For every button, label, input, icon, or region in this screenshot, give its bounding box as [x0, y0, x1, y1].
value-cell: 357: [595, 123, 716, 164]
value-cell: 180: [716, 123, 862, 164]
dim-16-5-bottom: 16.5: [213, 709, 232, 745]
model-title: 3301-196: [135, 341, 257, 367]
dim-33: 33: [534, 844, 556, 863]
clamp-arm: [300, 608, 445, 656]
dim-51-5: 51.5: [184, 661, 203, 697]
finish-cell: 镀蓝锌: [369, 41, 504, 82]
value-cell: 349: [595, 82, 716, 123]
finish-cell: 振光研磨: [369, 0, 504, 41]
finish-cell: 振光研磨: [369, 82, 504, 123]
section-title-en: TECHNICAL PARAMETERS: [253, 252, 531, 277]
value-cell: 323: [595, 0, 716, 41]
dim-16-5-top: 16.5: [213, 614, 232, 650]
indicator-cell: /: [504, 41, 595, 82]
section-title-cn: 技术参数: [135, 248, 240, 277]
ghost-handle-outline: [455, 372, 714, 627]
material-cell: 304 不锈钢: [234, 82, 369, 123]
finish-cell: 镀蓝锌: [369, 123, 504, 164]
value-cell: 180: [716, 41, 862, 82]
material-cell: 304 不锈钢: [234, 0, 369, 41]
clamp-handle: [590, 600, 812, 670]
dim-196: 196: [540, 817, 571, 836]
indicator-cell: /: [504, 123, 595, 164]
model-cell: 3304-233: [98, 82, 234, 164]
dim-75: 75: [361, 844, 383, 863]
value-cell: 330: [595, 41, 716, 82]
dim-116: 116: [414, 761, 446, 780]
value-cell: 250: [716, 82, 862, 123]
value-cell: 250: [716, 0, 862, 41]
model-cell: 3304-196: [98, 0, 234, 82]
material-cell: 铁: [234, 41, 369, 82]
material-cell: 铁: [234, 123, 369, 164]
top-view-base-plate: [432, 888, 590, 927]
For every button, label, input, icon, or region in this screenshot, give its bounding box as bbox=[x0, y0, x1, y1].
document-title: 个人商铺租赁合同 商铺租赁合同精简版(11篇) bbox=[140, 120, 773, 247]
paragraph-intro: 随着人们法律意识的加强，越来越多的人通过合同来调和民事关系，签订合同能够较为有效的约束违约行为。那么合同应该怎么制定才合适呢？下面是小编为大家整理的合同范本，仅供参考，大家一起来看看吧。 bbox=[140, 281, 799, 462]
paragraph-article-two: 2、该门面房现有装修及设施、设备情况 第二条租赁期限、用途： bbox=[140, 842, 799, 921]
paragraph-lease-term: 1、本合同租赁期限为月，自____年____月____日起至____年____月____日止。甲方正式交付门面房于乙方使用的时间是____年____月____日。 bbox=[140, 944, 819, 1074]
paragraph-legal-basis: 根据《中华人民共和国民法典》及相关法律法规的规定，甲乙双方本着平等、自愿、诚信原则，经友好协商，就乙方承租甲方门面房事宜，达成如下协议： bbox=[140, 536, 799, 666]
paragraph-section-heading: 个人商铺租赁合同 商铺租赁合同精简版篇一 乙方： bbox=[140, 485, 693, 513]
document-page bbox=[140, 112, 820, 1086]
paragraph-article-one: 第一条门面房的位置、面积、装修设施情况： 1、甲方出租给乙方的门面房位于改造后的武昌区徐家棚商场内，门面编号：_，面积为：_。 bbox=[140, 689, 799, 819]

*Task objective*:
Arrange the lines above as a numbered list, leaving out any blank lines.

*Answer to this exercise*:
1. For every button, label, input, icon, or region in this screenshot, give its bounding box as [x0, y0, x1, y1].
2. value-cell: 357: [595, 123, 716, 164]
3. value-cell: 180: [716, 123, 862, 164]
4. dim-16-5-bottom: 16.5: [213, 709, 232, 745]
5. model-title: 3301-196: [135, 341, 257, 367]
6. dim-33: 33: [534, 844, 556, 863]
7. clamp-arm: [300, 608, 445, 656]
8. dim-51-5: 51.5: [184, 661, 203, 697]
9. finish-cell: 镀蓝锌: [369, 41, 504, 82]
10. value-cell: 349: [595, 82, 716, 123]
11. finish-cell: 振光研磨: [369, 0, 504, 41]
12. finish-cell: 振光研磨: [369, 82, 504, 123]
13. section-title-en: TECHNICAL PARAMETERS: [253, 252, 531, 277]
14. value-cell: 323: [595, 0, 716, 41]
15. dim-16-5-top: 16.5: [213, 614, 232, 650]
16. indicator-cell: /: [504, 41, 595, 82]
17. section-title-cn: 技术参数: [135, 248, 240, 277]
18. ghost-handle-outline: [455, 372, 714, 627]
19. material-cell: 304 不锈钢: [234, 82, 369, 123]
20. finish-cell: 镀蓝锌: [369, 123, 504, 164]
21. value-cell: 180: [716, 41, 862, 82]
22. material-cell: 304 不锈钢: [234, 0, 369, 41]
23. clamp-handle: [590, 600, 812, 670]
24. dim-196: 196: [540, 817, 571, 836]
25. indicator-cell: /: [504, 123, 595, 164]
26. model-cell: 3304-233: [98, 82, 234, 164]
27. dim-75: 75: [361, 844, 383, 863]
28. value-cell: 330: [595, 41, 716, 82]
29. dim-116: 116: [414, 761, 446, 780]
30. value-cell: 250: [716, 82, 862, 123]
31. value-cell: 250: [716, 0, 862, 41]
32. model-cell: 3304-196: [98, 0, 234, 82]
33. material-cell: 铁: [234, 41, 369, 82]
34. material-cell: 铁: [234, 123, 369, 164]
35. top-view-base-plate: [432, 888, 590, 927]
36. For every button, label, input, icon, or region in this screenshot, give its bounding box as bbox=[x0, y0, x1, y1].
37. document-title: 个人商铺租赁合同 商铺租赁合同精简版(11篇) bbox=[140, 120, 773, 247]
38. paragraph-intro: 随着人们法律意识的加强，越来越多的人通过合同来调和民事关系，签订合同能够较为有效的约束违约行为。那么合同应该怎么制定才合适呢？下面是小编为大家整理的合同范本，仅供参考，大家一起来看看吧。 bbox=[140, 281, 799, 462]
39. paragraph-article-two: 2、该门面房现有装修及设施、设备情况 第二条租赁期限、用途： bbox=[140, 842, 799, 921]
40. paragraph-lease-term: 1、本合同租赁期限为月，自____年____月____日起至____年____月____日止。甲方正式交付门面房于乙方使用的时间是____年____月____日。 bbox=[140, 944, 819, 1074]
41. paragraph-legal-basis: 根据《中华人民共和国民法典》及相关法律法规的规定，甲乙双方本着平等、自愿、诚信原则，经友好协商，就乙方承租甲方门面房事宜，达成如下协议： bbox=[140, 536, 799, 666]
42. paragraph-section-heading: 个人商铺租赁合同 商铺租赁合同精简版篇一 乙方： bbox=[140, 485, 693, 513]
43. document-page bbox=[140, 112, 820, 1086]
44. paragraph-article-one: 第一条门面房的位置、面积、装修设施情况： 1、甲方出租给乙方的门面房位于改造后的武昌区徐家棚商场内，门面编号：_，面积为：_。 bbox=[140, 689, 799, 819]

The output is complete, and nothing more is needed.